▸ Task to complete:
Count each line below that has "title" anywhere in it. Answer with the total alone.

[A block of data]

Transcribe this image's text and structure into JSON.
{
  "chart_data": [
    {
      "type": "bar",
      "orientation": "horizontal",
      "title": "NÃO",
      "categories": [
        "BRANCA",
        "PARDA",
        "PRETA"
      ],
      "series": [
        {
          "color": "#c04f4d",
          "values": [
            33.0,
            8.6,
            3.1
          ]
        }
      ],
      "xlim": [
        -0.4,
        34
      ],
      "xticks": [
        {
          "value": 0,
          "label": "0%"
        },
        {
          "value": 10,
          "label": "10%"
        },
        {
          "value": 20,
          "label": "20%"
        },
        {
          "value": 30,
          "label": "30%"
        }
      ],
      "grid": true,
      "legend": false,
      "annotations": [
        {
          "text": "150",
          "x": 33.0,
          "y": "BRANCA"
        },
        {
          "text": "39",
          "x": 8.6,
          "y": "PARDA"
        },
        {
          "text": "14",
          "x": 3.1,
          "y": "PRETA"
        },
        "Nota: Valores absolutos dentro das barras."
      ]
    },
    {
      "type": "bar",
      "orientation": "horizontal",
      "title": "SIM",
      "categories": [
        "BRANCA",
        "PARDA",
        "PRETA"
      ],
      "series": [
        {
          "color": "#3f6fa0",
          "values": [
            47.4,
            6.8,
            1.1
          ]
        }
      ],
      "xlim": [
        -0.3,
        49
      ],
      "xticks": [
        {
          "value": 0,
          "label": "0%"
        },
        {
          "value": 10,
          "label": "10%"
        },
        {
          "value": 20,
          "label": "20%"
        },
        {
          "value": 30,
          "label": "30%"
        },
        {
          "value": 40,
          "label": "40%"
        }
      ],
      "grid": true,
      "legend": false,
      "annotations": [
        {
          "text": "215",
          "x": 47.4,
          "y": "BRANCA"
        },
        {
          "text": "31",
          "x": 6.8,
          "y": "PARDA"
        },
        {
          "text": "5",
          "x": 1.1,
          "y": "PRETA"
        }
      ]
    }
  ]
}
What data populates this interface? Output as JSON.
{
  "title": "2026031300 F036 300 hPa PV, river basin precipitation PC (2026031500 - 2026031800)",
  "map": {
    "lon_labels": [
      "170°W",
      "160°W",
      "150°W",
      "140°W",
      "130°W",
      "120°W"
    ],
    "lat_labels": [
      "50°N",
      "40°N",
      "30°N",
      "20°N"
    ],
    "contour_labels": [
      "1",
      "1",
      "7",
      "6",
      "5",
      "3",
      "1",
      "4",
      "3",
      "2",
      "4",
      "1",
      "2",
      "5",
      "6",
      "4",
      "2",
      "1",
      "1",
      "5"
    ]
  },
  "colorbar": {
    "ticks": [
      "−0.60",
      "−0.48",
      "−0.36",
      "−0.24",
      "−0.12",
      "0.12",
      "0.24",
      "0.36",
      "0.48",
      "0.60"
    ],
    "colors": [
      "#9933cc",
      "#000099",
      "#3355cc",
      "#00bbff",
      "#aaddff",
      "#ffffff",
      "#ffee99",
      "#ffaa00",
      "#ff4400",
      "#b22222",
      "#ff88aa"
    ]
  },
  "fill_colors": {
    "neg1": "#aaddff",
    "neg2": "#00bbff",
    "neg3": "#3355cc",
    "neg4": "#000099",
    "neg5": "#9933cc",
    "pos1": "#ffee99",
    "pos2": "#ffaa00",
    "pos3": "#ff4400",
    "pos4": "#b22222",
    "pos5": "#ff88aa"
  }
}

▸ Reply:
3